__GIVEN DATA__
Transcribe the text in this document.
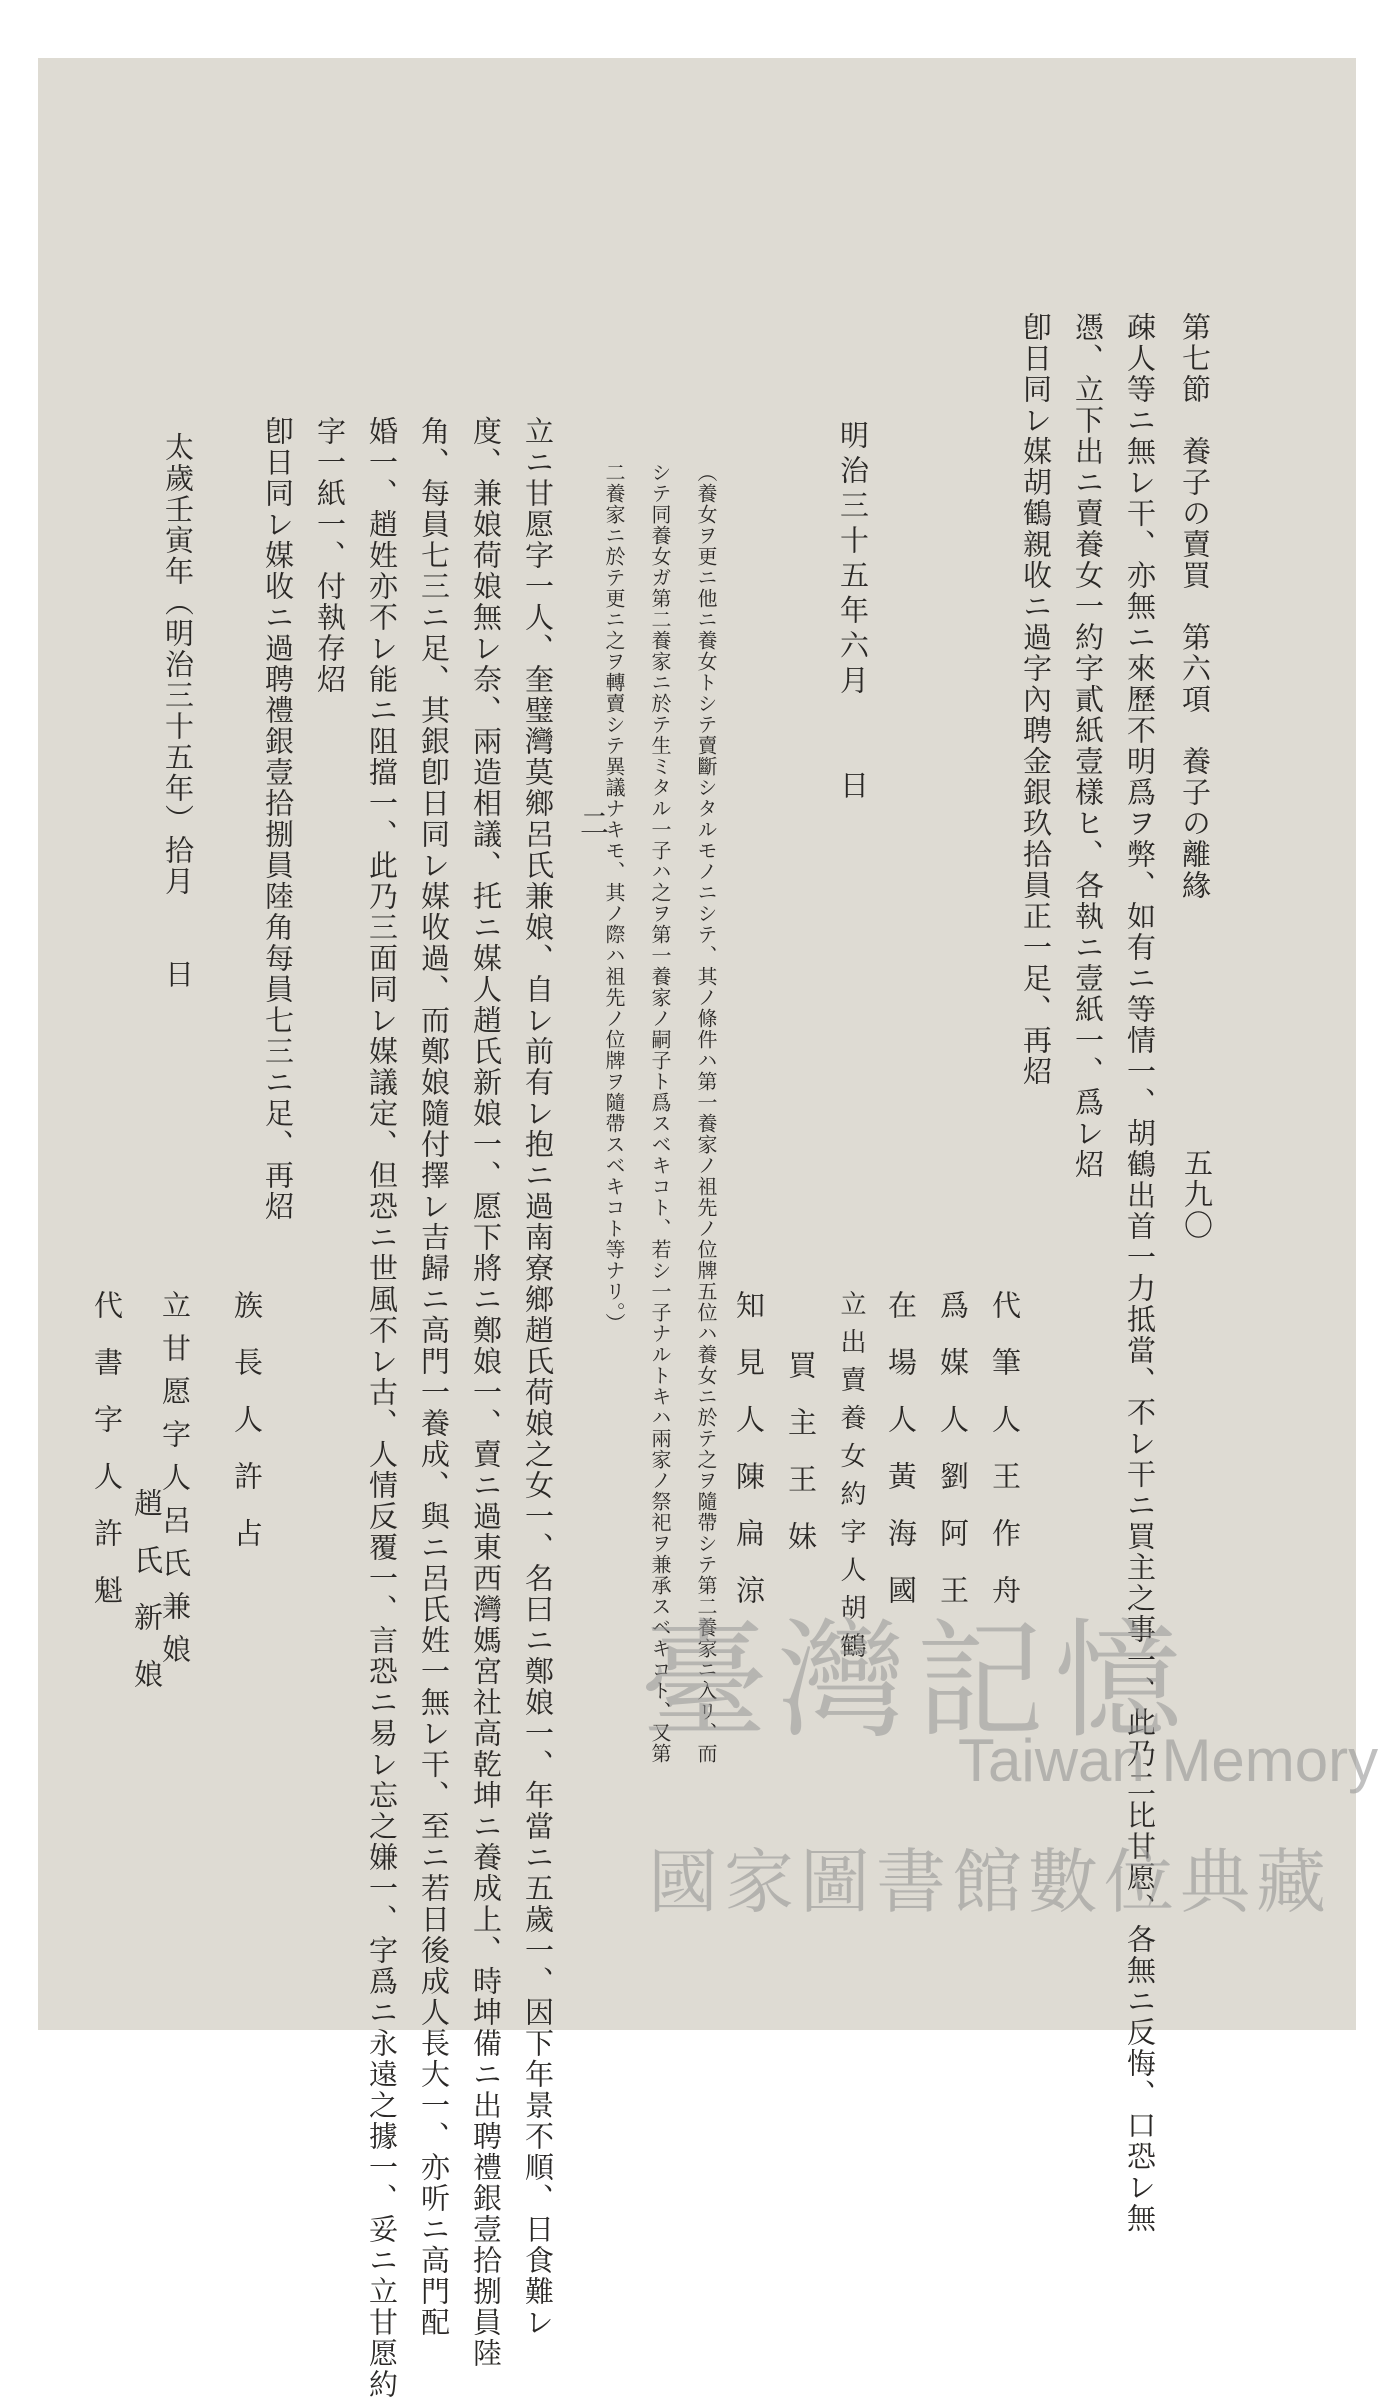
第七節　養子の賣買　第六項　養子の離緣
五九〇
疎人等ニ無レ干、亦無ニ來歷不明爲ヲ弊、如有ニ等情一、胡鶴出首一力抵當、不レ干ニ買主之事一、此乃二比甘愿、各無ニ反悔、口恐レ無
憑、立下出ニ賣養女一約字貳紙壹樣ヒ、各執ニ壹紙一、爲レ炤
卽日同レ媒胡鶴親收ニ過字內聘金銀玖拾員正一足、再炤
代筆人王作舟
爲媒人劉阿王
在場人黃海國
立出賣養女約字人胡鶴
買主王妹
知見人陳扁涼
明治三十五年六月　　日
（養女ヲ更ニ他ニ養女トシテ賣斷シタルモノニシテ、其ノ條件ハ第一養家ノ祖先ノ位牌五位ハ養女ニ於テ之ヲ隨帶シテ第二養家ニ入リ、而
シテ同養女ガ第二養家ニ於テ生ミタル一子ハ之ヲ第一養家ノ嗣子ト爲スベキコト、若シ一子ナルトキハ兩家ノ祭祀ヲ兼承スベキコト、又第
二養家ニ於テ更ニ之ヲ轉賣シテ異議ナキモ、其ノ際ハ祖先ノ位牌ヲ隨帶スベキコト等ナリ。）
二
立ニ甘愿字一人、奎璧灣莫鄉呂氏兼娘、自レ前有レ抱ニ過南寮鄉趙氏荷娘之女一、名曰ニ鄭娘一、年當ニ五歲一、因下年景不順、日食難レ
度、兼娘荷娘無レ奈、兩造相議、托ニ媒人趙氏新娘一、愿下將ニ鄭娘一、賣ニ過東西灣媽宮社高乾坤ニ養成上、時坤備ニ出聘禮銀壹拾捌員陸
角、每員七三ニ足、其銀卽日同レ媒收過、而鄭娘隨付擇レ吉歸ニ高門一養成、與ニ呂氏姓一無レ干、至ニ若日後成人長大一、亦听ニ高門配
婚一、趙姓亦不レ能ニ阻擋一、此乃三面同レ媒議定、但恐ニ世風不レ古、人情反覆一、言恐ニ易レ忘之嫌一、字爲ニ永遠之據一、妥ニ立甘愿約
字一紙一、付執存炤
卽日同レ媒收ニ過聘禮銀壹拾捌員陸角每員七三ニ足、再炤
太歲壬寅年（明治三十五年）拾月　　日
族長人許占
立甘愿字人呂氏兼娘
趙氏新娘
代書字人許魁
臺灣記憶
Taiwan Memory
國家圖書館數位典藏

__WHAT THE TASK REQUIRES__
Write out the listing word for word, omitting the pictures it holds.

__THE OUTPUT__
Transcribe the text in this document.
第七節　養子の賣買　第六項　養子の離緣
五九〇
疎人等ニ無レ干、亦無ニ來歷不明爲ヲ弊、如有ニ等情一、胡鶴出首一力抵當、不レ干ニ買主之事一、此乃二比甘愿、各無ニ反悔、口恐レ無
憑、立下出ニ賣養女一約字貳紙壹樣ヒ、各執ニ壹紙一、爲レ炤
卽日同レ媒胡鶴親收ニ過字內聘金銀玖拾員正一足、再炤
代筆人王作舟
爲媒人劉阿王
在場人黃海國
立出賣養女約字人胡鶴
買主王妹
知見人陳扁涼
明治三十五年六月　　日
（養女ヲ更ニ他ニ養女トシテ賣斷シタルモノニシテ、其ノ條件ハ第一養家ノ祖先ノ位牌五位ハ養女ニ於テ之ヲ隨帶シテ第二養家ニ入リ、而
シテ同養女ガ第二養家ニ於テ生ミタル一子ハ之ヲ第一養家ノ嗣子ト爲スベキコト、若シ一子ナルトキハ兩家ノ祭祀ヲ兼承スベキコト、又第
二養家ニ於テ更ニ之ヲ轉賣シテ異議ナキモ、其ノ際ハ祖先ノ位牌ヲ隨帶スベキコト等ナリ。）
二
立ニ甘愿字一人、奎璧灣莫鄉呂氏兼娘、自レ前有レ抱ニ過南寮鄉趙氏荷娘之女一、名曰ニ鄭娘一、年當ニ五歲一、因下年景不順、日食難レ
度、兼娘荷娘無レ奈、兩造相議、托ニ媒人趙氏新娘一、愿下將ニ鄭娘一、賣ニ過東西灣媽宮社高乾坤ニ養成上、時坤備ニ出聘禮銀壹拾捌員陸
角、每員七三ニ足、其銀卽日同レ媒收過、而鄭娘隨付擇レ吉歸ニ高門一養成、與ニ呂氏姓一無レ干、至ニ若日後成人長大一、亦听ニ高門配
婚一、趙姓亦不レ能ニ阻擋一、此乃三面同レ媒議定、但恐ニ世風不レ古、人情反覆一、言恐ニ易レ忘之嫌一、字爲ニ永遠之據一、妥ニ立甘愿約
字一紙一、付執存炤
卽日同レ媒收ニ過聘禮銀壹拾捌員陸角每員七三ニ足、再炤
太歲壬寅年（明治三十五年）拾月　　日
族長人許占
立甘愿字人呂氏兼娘
趙氏新娘
代書字人許魁
臺灣記憶
Taiwan Memory
國家圖書館數位典藏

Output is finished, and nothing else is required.